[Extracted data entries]

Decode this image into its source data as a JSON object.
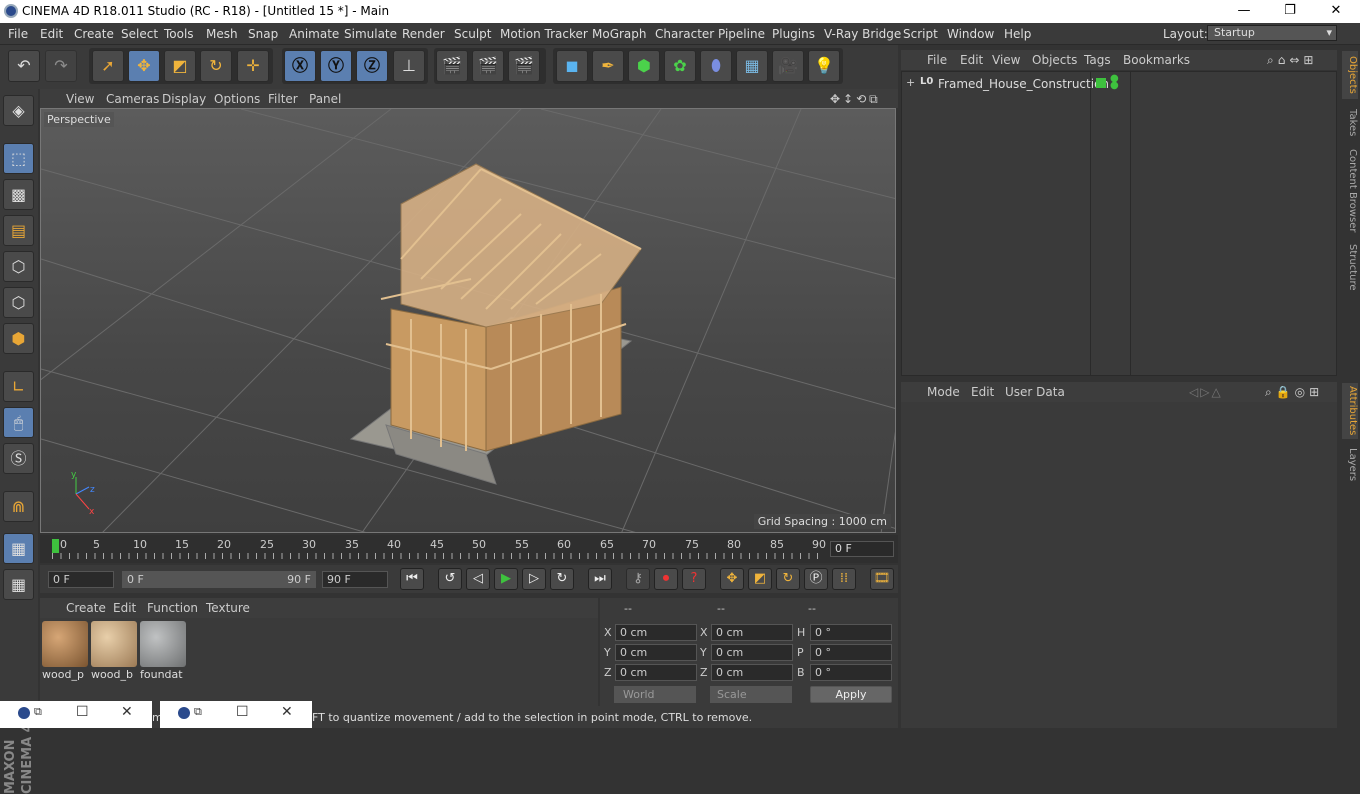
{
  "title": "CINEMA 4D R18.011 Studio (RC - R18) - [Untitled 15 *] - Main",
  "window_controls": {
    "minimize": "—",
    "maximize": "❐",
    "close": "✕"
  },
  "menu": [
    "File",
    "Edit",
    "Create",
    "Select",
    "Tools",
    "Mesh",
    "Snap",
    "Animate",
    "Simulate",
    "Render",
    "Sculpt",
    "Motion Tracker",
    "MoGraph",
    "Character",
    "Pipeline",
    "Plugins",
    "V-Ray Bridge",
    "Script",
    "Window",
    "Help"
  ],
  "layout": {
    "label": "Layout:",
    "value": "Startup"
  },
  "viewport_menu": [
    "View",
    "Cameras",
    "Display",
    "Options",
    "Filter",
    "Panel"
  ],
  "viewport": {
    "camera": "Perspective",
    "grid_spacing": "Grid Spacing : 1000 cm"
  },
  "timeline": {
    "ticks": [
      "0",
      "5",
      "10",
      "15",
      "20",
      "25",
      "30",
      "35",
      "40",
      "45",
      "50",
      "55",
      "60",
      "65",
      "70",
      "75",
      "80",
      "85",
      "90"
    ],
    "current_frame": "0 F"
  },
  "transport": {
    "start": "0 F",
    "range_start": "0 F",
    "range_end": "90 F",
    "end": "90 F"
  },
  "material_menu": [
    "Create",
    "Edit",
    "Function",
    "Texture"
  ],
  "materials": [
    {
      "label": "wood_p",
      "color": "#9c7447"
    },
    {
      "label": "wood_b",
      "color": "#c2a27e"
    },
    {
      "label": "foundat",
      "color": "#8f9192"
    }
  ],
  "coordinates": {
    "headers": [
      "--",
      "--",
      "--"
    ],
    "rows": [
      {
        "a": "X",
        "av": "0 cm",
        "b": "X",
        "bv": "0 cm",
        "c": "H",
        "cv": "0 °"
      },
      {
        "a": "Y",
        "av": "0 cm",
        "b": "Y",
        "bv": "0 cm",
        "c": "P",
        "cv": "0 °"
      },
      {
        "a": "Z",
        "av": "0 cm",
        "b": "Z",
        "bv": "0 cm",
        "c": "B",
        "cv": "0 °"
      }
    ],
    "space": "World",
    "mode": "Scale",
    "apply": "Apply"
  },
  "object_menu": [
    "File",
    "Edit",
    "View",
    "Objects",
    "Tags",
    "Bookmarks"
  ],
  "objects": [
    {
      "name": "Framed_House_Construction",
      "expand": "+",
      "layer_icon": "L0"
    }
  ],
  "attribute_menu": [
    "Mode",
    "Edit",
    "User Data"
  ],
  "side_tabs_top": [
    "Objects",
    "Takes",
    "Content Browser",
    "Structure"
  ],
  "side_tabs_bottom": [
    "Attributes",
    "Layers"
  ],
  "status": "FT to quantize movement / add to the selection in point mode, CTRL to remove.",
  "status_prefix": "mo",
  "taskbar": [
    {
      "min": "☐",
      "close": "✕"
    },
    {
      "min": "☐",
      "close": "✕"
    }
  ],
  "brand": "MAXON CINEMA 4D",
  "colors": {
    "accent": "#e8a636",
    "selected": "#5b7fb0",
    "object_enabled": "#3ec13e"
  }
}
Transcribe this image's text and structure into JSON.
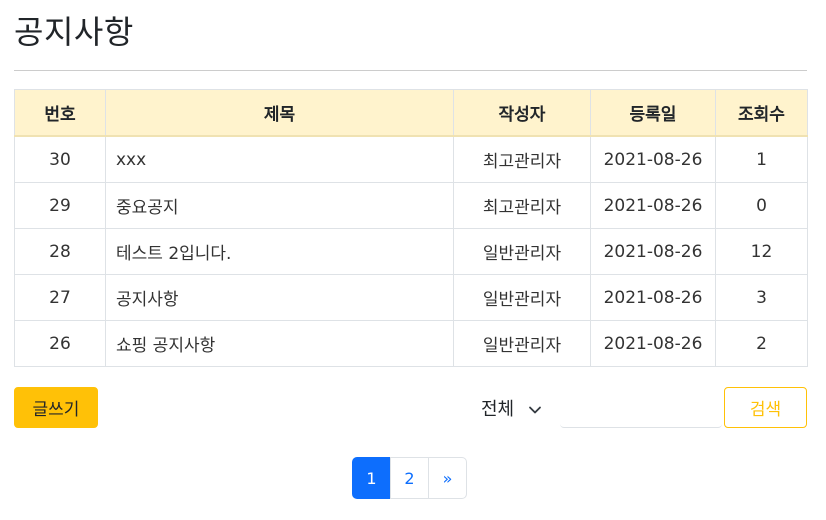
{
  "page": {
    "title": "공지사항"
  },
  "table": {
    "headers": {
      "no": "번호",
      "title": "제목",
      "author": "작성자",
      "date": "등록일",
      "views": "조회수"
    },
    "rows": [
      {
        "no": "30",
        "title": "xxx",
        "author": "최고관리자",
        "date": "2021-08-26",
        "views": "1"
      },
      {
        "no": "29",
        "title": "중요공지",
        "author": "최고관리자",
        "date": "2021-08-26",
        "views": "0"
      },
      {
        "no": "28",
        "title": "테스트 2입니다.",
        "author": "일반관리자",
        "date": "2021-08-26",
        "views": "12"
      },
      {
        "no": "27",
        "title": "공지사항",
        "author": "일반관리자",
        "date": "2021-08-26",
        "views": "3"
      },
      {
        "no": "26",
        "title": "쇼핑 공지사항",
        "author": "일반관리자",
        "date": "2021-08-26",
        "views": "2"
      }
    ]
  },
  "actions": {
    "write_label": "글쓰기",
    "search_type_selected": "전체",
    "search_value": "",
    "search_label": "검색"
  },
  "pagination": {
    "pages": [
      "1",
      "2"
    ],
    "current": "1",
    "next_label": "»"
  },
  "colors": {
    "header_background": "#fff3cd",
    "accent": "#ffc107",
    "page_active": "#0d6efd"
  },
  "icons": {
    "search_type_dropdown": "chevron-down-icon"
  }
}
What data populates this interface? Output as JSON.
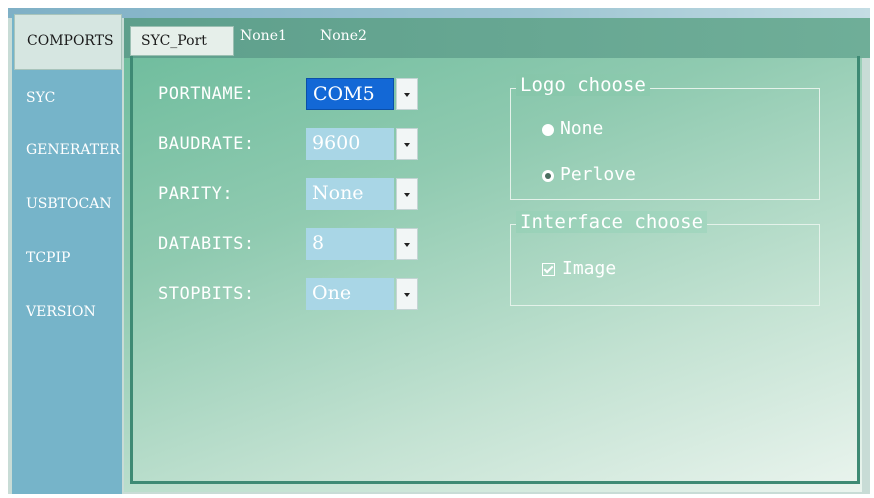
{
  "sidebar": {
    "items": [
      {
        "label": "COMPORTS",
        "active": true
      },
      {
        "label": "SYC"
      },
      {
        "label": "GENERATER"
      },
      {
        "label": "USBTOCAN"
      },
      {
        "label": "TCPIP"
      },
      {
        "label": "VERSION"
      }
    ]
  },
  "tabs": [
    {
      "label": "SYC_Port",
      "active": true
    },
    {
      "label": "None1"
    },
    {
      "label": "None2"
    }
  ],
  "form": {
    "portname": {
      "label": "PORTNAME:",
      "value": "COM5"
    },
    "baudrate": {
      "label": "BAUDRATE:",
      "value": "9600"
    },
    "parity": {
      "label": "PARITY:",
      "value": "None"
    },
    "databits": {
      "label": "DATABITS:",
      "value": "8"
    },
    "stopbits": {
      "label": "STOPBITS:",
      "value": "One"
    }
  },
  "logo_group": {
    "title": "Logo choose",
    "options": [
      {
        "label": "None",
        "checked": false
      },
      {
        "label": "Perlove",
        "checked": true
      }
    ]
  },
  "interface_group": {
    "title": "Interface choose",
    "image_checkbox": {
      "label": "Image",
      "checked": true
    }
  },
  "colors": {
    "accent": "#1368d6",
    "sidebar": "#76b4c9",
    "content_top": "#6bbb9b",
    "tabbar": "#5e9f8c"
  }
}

### Brief
Write out the full set of lines verbatim, without the pictures.

### Correct result
Decode this image into its source data as a JSON object.
{
  "title": "CINEMA 4D R18.011 Studio (RC - R18) - [Untitled 15 *] - Main",
  "window_controls": {
    "minimize": "—",
    "maximize": "❐",
    "close": "✕"
  },
  "menu": [
    "File",
    "Edit",
    "Create",
    "Select",
    "Tools",
    "Mesh",
    "Snap",
    "Animate",
    "Simulate",
    "Render",
    "Sculpt",
    "Motion Tracker",
    "MoGraph",
    "Character",
    "Pipeline",
    "Plugins",
    "V-Ray Bridge",
    "Script",
    "Window",
    "Help"
  ],
  "layout": {
    "label": "Layout:",
    "value": "Startup"
  },
  "viewport_menu": [
    "View",
    "Cameras",
    "Display",
    "Options",
    "Filter",
    "Panel"
  ],
  "viewport": {
    "camera": "Perspective",
    "grid_spacing": "Grid Spacing : 1000 cm"
  },
  "timeline": {
    "ticks": [
      "0",
      "5",
      "10",
      "15",
      "20",
      "25",
      "30",
      "35",
      "40",
      "45",
      "50",
      "55",
      "60",
      "65",
      "70",
      "75",
      "80",
      "85",
      "90"
    ],
    "current_frame": "0 F"
  },
  "transport": {
    "start": "0 F",
    "range_start": "0 F",
    "range_end": "90 F",
    "end": "90 F"
  },
  "material_menu": [
    "Create",
    "Edit",
    "Function",
    "Texture"
  ],
  "materials": [
    {
      "label": "wood_p",
      "color": "#9c7447"
    },
    {
      "label": "wood_b",
      "color": "#c2a27e"
    },
    {
      "label": "foundat",
      "color": "#8f9192"
    }
  ],
  "coordinates": {
    "headers": [
      "--",
      "--",
      "--"
    ],
    "rows": [
      {
        "a": "X",
        "av": "0 cm",
        "b": "X",
        "bv": "0 cm",
        "c": "H",
        "cv": "0 °"
      },
      {
        "a": "Y",
        "av": "0 cm",
        "b": "Y",
        "bv": "0 cm",
        "c": "P",
        "cv": "0 °"
      },
      {
        "a": "Z",
        "av": "0 cm",
        "b": "Z",
        "bv": "0 cm",
        "c": "B",
        "cv": "0 °"
      }
    ],
    "space": "World",
    "mode": "Scale",
    "apply": "Apply"
  },
  "object_menu": [
    "File",
    "Edit",
    "View",
    "Objects",
    "Tags",
    "Bookmarks"
  ],
  "objects": [
    {
      "name": "Framed_House_Construction",
      "expand": "+",
      "layer_icon": "L0"
    }
  ],
  "attribute_menu": [
    "Mode",
    "Edit",
    "User Data"
  ],
  "side_tabs_top": [
    "Objects",
    "Takes",
    "Content Browser",
    "Structure"
  ],
  "side_tabs_bottom": [
    "Attributes",
    "Layers"
  ],
  "status": "FT to quantize movement / add to the selection in point mode, CTRL to remove.",
  "status_prefix": "mo",
  "taskbar": [
    {
      "min": "☐",
      "close": "✕"
    },
    {
      "min": "☐",
      "close": "✕"
    }
  ],
  "brand": "MAXON CINEMA 4D",
  "colors": {
    "accent": "#e8a636",
    "selected": "#5b7fb0",
    "object_enabled": "#3ec13e"
  }
}
Transcribe this image's text and structure into JSON.
{
  "page": {
    "title": "공지사항"
  },
  "table": {
    "headers": {
      "no": "번호",
      "title": "제목",
      "author": "작성자",
      "date": "등록일",
      "views": "조회수"
    },
    "rows": [
      {
        "no": "30",
        "title": "xxx",
        "author": "최고관리자",
        "date": "2021-08-26",
        "views": "1"
      },
      {
        "no": "29",
        "title": "중요공지",
        "author": "최고관리자",
        "date": "2021-08-26",
        "views": "0"
      },
      {
        "no": "28",
        "title": "테스트 2입니다.",
        "author": "일반관리자",
        "date": "2021-08-26",
        "views": "12"
      },
      {
        "no": "27",
        "title": "공지사항",
        "author": "일반관리자",
        "date": "2021-08-26",
        "views": "3"
      },
      {
        "no": "26",
        "title": "쇼핑 공지사항",
        "author": "일반관리자",
        "date": "2021-08-26",
        "views": "2"
      }
    ]
  },
  "actions": {
    "write_label": "글쓰기",
    "search_type_selected": "전체",
    "search_value": "",
    "search_label": "검색"
  },
  "pagination": {
    "pages": [
      "1",
      "2"
    ],
    "current": "1",
    "next_label": "»"
  },
  "colors": {
    "header_background": "#fff3cd",
    "accent": "#ffc107",
    "page_active": "#0d6efd"
  },
  "icons": {
    "search_type_dropdown": "chevron-down-icon"
  }
}
What data populates this interface? Output as JSON.
{
  "sidebar": {
    "items": [
      {
        "label": "COMPORTS",
        "active": true
      },
      {
        "label": "SYC"
      },
      {
        "label": "GENERATER"
      },
      {
        "label": "USBTOCAN"
      },
      {
        "label": "TCPIP"
      },
      {
        "label": "VERSION"
      }
    ]
  },
  "tabs": [
    {
      "label": "SYC_Port",
      "active": true
    },
    {
      "label": "None1"
    },
    {
      "label": "None2"
    }
  ],
  "form": {
    "portname": {
      "label": "PORTNAME:",
      "value": "COM5"
    },
    "baudrate": {
      "label": "BAUDRATE:",
      "value": "9600"
    },
    "parity": {
      "label": "PARITY:",
      "value": "None"
    },
    "databits": {
      "label": "DATABITS:",
      "value": "8"
    },
    "stopbits": {
      "label": "STOPBITS:",
      "value": "One"
    }
  },
  "logo_group": {
    "title": "Logo choose",
    "options": [
      {
        "label": "None",
        "checked": false
      },
      {
        "label": "Perlove",
        "checked": true
      }
    ]
  },
  "interface_group": {
    "title": "Interface choose",
    "image_checkbox": {
      "label": "Image",
      "checked": true
    }
  },
  "colors": {
    "accent": "#1368d6",
    "sidebar": "#76b4c9",
    "content_top": "#6bbb9b",
    "tabbar": "#5e9f8c"
  }
}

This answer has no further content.